----- EXTRACTED TEXT -----
Not the White House Correspondents' Dinner was an event part of Full Frontal with Samantha Bee to rival the traditional White House Correspondents' Dinner in 2017. The event was announced on January 30, 2017, and took place at the DAR Constitution Hall on April 29, 2017, at the same time as the planned WHCA event. It aired on TBS the same evening at 10:00 p.m. EST, followed by an encore uncensored broadcast at 11:00 p.m. on Twitter.

The event, hosted by Samantha Bee, featured pre-recorded appearances by Allison Janney (reprising her West Wing role as C.J. Cregg), Jake Tapper, Billy Eichner, Robin Thede, Norman Lear, Bridget Everett, Patton Oswalt, River Butcher, Cameron Esposito, Kumail Nanjiani, Carl Reiner, Janelle Reeves, Paula Pell, Jordan Carlos, and Retta. Also appearing live were Peaches performing the theme song from Full Frontal, "Boys Wanna Be Her", and special guest Will Ferrell reprising his imitation of George W. Bush.

The event raised $200,000 for the Committee to Protect Journalists (CPJ).

Segments
 Cold Open: Opens with a parody of a White House style news conference with Allison Janney reprising her role as C. J. Cregg.
 Peaches and Monologue: A musical intro by Peaches – performing Full Frontals theme song "Boys Wanna Be Her", followed by a monologue by Bee.
 Roast of Jeff Zucker: A roast of CNN and its current president Jeff Zucker.
 What Is Facts: A sketch facetiously mixing quantum mechanics with "alternative facts".
 Comedians Roast Trump.
 Fox News In Memoriam: Bee roasts Fox News while calling out Roger Ailes and Bill O'Reilly.
 Jake Tapper: Bee is "interviewed" by Jake Tapper.
-----
YOUR GOAL ▸ State whether each statement below agrees with the account of Not the White House Correspondents' Dinner, answering yes or no and quoting the deciding words from the account: (a) The event was broadcast on TBS at 10:00 p.m. EST. (b) The money the event raised went to the White House Correspondents' Association. (c) Will Ferrell's appearance was pre-recorded. The items that follow are separate material, unconnected to the account of Not the White House Correspondents' Dinner.
----- STORED ROWS -----
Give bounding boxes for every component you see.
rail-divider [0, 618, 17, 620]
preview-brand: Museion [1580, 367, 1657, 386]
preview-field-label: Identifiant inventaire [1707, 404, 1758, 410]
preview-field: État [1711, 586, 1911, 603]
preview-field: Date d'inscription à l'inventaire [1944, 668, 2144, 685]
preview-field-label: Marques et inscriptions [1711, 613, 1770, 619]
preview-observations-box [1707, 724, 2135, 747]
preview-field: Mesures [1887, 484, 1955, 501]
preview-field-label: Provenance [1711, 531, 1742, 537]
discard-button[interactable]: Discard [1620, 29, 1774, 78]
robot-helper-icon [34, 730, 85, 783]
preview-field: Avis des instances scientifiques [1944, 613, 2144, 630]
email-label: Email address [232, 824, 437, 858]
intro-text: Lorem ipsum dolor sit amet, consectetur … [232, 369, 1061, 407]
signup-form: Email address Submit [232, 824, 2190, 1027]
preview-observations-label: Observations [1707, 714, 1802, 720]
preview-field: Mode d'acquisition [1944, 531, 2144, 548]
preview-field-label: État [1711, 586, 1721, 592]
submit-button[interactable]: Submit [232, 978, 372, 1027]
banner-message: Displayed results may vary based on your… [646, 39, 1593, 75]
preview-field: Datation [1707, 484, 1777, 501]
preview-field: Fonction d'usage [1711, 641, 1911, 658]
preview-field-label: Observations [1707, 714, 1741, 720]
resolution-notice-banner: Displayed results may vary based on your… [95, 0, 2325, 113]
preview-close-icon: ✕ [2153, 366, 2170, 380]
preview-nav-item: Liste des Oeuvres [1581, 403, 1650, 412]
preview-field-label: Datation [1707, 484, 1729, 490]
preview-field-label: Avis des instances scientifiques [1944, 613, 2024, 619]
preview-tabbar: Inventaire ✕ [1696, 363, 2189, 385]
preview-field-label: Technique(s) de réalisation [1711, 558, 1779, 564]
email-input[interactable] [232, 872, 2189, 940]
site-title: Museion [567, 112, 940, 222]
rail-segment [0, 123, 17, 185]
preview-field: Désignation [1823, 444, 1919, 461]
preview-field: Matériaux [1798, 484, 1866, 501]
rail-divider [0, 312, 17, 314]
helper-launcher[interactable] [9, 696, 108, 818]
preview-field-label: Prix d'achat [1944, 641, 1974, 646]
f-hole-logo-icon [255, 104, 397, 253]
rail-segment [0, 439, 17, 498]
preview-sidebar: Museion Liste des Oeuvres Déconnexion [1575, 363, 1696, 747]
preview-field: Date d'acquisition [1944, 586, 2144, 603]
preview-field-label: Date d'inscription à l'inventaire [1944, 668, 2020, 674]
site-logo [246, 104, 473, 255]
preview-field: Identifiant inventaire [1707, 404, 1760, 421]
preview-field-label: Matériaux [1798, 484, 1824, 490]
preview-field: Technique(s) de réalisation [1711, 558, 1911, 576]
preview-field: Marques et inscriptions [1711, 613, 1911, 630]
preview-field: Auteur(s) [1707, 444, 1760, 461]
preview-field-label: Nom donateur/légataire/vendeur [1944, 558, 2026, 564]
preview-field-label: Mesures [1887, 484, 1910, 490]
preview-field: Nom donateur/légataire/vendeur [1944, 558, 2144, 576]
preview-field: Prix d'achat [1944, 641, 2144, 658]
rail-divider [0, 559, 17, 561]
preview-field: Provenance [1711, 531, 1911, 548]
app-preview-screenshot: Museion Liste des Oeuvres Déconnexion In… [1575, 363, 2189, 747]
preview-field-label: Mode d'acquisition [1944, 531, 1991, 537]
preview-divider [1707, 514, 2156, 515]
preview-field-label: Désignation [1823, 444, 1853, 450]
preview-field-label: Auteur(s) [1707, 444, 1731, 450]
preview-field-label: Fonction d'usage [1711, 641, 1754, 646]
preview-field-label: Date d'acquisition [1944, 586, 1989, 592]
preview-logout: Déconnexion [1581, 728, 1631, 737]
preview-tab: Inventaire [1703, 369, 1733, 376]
-----
ANSWER TO THIS EXERCISE ▸
(a) Yes: "It aired on TBS the same evening at 10:00 p.m. EST"
(b) No: "The event raised $200,000 for the Committee to Protect Journalists (CPJ)."
(c) No: "Also appearing live were Peaches performing the theme song from Full Frontal, "Boys Wanna Be Her", and special guest Will Ferrell reprising his imitation of George W. Bush."